- _What to produce_
Exactly reproduce each entry, leaving out nothing.

[Start of Dataset records]

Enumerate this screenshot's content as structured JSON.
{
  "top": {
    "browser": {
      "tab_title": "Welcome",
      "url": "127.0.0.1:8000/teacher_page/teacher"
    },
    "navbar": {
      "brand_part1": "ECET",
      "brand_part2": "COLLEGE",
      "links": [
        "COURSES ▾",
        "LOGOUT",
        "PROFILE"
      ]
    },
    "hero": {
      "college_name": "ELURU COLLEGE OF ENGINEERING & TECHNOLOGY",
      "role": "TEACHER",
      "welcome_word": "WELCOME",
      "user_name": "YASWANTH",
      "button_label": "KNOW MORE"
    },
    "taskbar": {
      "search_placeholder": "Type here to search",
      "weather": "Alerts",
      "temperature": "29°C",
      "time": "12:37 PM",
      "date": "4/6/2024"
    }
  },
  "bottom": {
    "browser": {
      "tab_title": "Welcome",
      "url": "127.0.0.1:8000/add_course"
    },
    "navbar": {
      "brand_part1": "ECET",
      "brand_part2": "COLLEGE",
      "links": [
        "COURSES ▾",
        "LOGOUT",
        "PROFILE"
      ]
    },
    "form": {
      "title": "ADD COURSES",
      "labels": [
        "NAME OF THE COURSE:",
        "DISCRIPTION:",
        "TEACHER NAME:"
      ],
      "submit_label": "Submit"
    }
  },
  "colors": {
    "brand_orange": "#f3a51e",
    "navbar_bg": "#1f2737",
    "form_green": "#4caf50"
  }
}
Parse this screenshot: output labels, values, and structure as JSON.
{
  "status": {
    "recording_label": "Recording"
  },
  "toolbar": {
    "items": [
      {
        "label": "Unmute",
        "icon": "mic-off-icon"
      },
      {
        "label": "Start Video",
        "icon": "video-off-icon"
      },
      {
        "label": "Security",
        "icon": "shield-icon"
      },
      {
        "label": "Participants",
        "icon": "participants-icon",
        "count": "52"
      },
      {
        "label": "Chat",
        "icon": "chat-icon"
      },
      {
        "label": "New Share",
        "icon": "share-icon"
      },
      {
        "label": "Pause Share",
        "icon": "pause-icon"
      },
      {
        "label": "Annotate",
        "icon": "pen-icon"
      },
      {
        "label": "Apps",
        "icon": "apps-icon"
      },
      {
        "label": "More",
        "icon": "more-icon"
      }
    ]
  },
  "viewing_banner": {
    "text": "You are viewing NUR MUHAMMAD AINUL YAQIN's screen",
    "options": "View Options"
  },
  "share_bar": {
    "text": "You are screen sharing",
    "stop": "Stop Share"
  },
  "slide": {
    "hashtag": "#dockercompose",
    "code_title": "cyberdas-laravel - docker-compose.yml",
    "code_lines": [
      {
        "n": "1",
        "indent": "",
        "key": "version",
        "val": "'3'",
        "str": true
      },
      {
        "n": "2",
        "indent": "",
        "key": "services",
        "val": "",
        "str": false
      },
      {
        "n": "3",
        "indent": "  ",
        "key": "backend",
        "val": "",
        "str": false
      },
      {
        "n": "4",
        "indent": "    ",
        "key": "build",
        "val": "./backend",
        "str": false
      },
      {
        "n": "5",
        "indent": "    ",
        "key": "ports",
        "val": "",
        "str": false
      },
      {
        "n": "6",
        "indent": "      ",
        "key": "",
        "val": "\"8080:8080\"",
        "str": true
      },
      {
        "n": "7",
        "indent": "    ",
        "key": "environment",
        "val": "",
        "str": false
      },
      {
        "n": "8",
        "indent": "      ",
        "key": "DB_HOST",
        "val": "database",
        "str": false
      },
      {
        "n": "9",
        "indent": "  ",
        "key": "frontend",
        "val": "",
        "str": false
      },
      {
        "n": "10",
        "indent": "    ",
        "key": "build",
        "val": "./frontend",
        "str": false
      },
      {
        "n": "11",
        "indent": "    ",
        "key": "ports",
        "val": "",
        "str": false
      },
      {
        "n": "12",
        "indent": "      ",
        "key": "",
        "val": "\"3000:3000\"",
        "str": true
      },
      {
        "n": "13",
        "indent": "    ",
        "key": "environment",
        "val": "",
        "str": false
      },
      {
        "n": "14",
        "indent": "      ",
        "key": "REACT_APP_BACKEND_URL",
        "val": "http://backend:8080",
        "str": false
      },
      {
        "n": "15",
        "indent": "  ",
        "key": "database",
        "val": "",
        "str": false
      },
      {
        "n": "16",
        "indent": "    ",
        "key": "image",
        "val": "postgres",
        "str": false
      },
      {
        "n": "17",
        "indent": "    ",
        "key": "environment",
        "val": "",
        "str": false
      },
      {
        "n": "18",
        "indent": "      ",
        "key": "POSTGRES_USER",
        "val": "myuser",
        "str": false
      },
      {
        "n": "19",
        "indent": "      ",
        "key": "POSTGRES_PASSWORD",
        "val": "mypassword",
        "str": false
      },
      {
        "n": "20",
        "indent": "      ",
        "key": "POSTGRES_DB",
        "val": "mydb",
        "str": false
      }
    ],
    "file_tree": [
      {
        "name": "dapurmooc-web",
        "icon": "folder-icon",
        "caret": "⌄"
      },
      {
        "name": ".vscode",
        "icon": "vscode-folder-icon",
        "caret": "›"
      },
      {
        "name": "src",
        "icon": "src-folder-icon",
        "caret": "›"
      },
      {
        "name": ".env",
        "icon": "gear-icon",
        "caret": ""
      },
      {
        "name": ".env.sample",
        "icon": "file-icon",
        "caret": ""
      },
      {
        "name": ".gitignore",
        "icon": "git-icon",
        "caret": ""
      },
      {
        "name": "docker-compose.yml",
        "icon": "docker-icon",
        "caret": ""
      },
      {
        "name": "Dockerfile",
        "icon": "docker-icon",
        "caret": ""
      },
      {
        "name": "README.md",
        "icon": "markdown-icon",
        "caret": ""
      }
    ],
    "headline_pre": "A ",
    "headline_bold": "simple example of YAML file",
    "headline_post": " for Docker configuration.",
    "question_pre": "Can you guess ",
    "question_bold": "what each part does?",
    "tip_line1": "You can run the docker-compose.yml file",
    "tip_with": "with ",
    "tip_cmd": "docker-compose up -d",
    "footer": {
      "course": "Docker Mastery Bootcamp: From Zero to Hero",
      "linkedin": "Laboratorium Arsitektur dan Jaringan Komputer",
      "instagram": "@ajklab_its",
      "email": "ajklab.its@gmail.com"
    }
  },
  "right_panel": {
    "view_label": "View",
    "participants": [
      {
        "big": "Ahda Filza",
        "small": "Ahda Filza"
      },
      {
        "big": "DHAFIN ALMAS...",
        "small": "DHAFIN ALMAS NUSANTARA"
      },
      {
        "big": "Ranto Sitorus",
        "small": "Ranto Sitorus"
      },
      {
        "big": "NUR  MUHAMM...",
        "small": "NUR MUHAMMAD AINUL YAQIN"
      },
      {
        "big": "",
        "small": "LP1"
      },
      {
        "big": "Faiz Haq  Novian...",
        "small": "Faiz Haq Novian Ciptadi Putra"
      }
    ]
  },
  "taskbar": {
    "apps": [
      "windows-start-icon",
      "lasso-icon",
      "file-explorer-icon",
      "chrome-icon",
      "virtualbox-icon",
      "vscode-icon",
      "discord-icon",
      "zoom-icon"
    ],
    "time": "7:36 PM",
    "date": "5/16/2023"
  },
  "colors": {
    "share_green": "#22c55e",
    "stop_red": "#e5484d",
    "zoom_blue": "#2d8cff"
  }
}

[End of Dataset records]

- _Completed exercise_
Enumerate this screenshot's content as structured JSON.
{
  "top": {
    "browser": {
      "tab_title": "Welcome",
      "url": "127.0.0.1:8000/teacher_page/teacher"
    },
    "navbar": {
      "brand_part1": "ECET",
      "brand_part2": "COLLEGE",
      "links": [
        "COURSES ▾",
        "LOGOUT",
        "PROFILE"
      ]
    },
    "hero": {
      "college_name": "ELURU COLLEGE OF ENGINEERING & TECHNOLOGY",
      "role": "TEACHER",
      "welcome_word": "WELCOME",
      "user_name": "YASWANTH",
      "button_label": "KNOW MORE"
    },
    "taskbar": {
      "search_placeholder": "Type here to search",
      "weather": "Alerts",
      "temperature": "29°C",
      "time": "12:37 PM",
      "date": "4/6/2024"
    }
  },
  "bottom": {
    "browser": {
      "tab_title": "Welcome",
      "url": "127.0.0.1:8000/add_course"
    },
    "navbar": {
      "brand_part1": "ECET",
      "brand_part2": "COLLEGE",
      "links": [
        "COURSES ▾",
        "LOGOUT",
        "PROFILE"
      ]
    },
    "form": {
      "title": "ADD COURSES",
      "labels": [
        "NAME OF THE COURSE:",
        "DISCRIPTION:",
        "TEACHER NAME:"
      ],
      "submit_label": "Submit"
    }
  },
  "colors": {
    "brand_orange": "#f3a51e",
    "navbar_bg": "#1f2737",
    "form_green": "#4caf50"
  }
}
Parse this screenshot: output labels, values, and structure as JSON.
{
  "status": {
    "recording_label": "Recording"
  },
  "toolbar": {
    "items": [
      {
        "label": "Unmute",
        "icon": "mic-off-icon"
      },
      {
        "label": "Start Video",
        "icon": "video-off-icon"
      },
      {
        "label": "Security",
        "icon": "shield-icon"
      },
      {
        "label": "Participants",
        "icon": "participants-icon",
        "count": "52"
      },
      {
        "label": "Chat",
        "icon": "chat-icon"
      },
      {
        "label": "New Share",
        "icon": "share-icon"
      },
      {
        "label": "Pause Share",
        "icon": "pause-icon"
      },
      {
        "label": "Annotate",
        "icon": "pen-icon"
      },
      {
        "label": "Apps",
        "icon": "apps-icon"
      },
      {
        "label": "More",
        "icon": "more-icon"
      }
    ]
  },
  "viewing_banner": {
    "text": "You are viewing NUR MUHAMMAD AINUL YAQIN's screen",
    "options": "View Options"
  },
  "share_bar": {
    "text": "You are screen sharing",
    "stop": "Stop Share"
  },
  "slide": {
    "hashtag": "#dockercompose",
    "code_title": "cyberdas-laravel - docker-compose.yml",
    "code_lines": [
      {
        "n": "1",
        "indent": "",
        "key": "version",
        "val": "'3'",
        "str": true
      },
      {
        "n": "2",
        "indent": "",
        "key": "services",
        "val": "",
        "str": false
      },
      {
        "n": "3",
        "indent": "  ",
        "key": "backend",
        "val": "",
        "str": false
      },
      {
        "n": "4",
        "indent": "    ",
        "key": "build",
        "val": "./backend",
        "str": false
      },
      {
        "n": "5",
        "indent": "    ",
        "key": "ports",
        "val": "",
        "str": false
      },
      {
        "n": "6",
        "indent": "      ",
        "key": "",
        "val": "\"8080:8080\"",
        "str": true
      },
      {
        "n": "7",
        "indent": "    ",
        "key": "environment",
        "val": "",
        "str": false
      },
      {
        "n": "8",
        "indent": "      ",
        "key": "DB_HOST",
        "val": "database",
        "str": false
      },
      {
        "n": "9",
        "indent": "  ",
        "key": "frontend",
        "val": "",
        "str": false
      },
      {
        "n": "10",
        "indent": "    ",
        "key": "build",
        "val": "./frontend",
        "str": false
      },
      {
        "n": "11",
        "indent": "    ",
        "key": "ports",
        "val": "",
        "str": false
      },
      {
        "n": "12",
        "indent": "      ",
        "key": "",
        "val": "\"3000:3000\"",
        "str": true
      },
      {
        "n": "13",
        "indent": "    ",
        "key": "environment",
        "val": "",
        "str": false
      },
      {
        "n": "14",
        "indent": "      ",
        "key": "REACT_APP_BACKEND_URL",
        "val": "http://backend:8080",
        "str": false
      },
      {
        "n": "15",
        "indent": "  ",
        "key": "database",
        "val": "",
        "str": false
      },
      {
        "n": "16",
        "indent": "    ",
        "key": "image",
        "val": "postgres",
        "str": false
      },
      {
        "n": "17",
        "indent": "    ",
        "key": "environment",
        "val": "",
        "str": false
      },
      {
        "n": "18",
        "indent": "      ",
        "key": "POSTGRES_USER",
        "val": "myuser",
        "str": false
      },
      {
        "n": "19",
        "indent": "      ",
        "key": "POSTGRES_PASSWORD",
        "val": "mypassword",
        "str": false
      },
      {
        "n": "20",
        "indent": "      ",
        "key": "POSTGRES_DB",
        "val": "mydb",
        "str": false
      }
    ],
    "file_tree": [
      {
        "name": "dapurmooc-web",
        "icon": "folder-icon",
        "caret": "⌄"
      },
      {
        "name": ".vscode",
        "icon": "vscode-folder-icon",
        "caret": "›"
      },
      {
        "name": "src",
        "icon": "src-folder-icon",
        "caret": "›"
      },
      {
        "name": ".env",
        "icon": "gear-icon",
        "caret": ""
      },
      {
        "name": ".env.sample",
        "icon": "file-icon",
        "caret": ""
      },
      {
        "name": ".gitignore",
        "icon": "git-icon",
        "caret": ""
      },
      {
        "name": "docker-compose.yml",
        "icon": "docker-icon",
        "caret": ""
      },
      {
        "name": "Dockerfile",
        "icon": "docker-icon",
        "caret": ""
      },
      {
        "name": "README.md",
        "icon": "markdown-icon",
        "caret": ""
      }
    ],
    "headline_pre": "A ",
    "headline_bold": "simple example of YAML file",
    "headline_post": " for Docker configuration.",
    "question_pre": "Can you guess ",
    "question_bold": "what each part does?",
    "tip_line1": "You can run the docker-compose.yml file",
    "tip_with": "with ",
    "tip_cmd": "docker-compose up -d",
    "footer": {
      "course": "Docker Mastery Bootcamp: From Zero to Hero",
      "linkedin": "Laboratorium Arsitektur dan Jaringan Komputer",
      "instagram": "@ajklab_its",
      "email": "ajklab.its@gmail.com"
    }
  },
  "right_panel": {
    "view_label": "View",
    "participants": [
      {
        "big": "Ahda Filza",
        "small": "Ahda Filza"
      },
      {
        "big": "DHAFIN ALMAS...",
        "small": "DHAFIN ALMAS NUSANTARA"
      },
      {
        "big": "Ranto Sitorus",
        "small": "Ranto Sitorus"
      },
      {
        "big": "NUR  MUHAMM...",
        "small": "NUR MUHAMMAD AINUL YAQIN"
      },
      {
        "big": "",
        "small": "LP1"
      },
      {
        "big": "Faiz Haq  Novian...",
        "small": "Faiz Haq Novian Ciptadi Putra"
      }
    ]
  },
  "taskbar": {
    "apps": [
      "windows-start-icon",
      "lasso-icon",
      "file-explorer-icon",
      "chrome-icon",
      "virtualbox-icon",
      "vscode-icon",
      "discord-icon",
      "zoom-icon"
    ],
    "time": "7:36 PM",
    "date": "5/16/2023"
  },
  "colors": {
    "share_green": "#22c55e",
    "stop_red": "#e5484d",
    "zoom_blue": "#2d8cff"
  }
}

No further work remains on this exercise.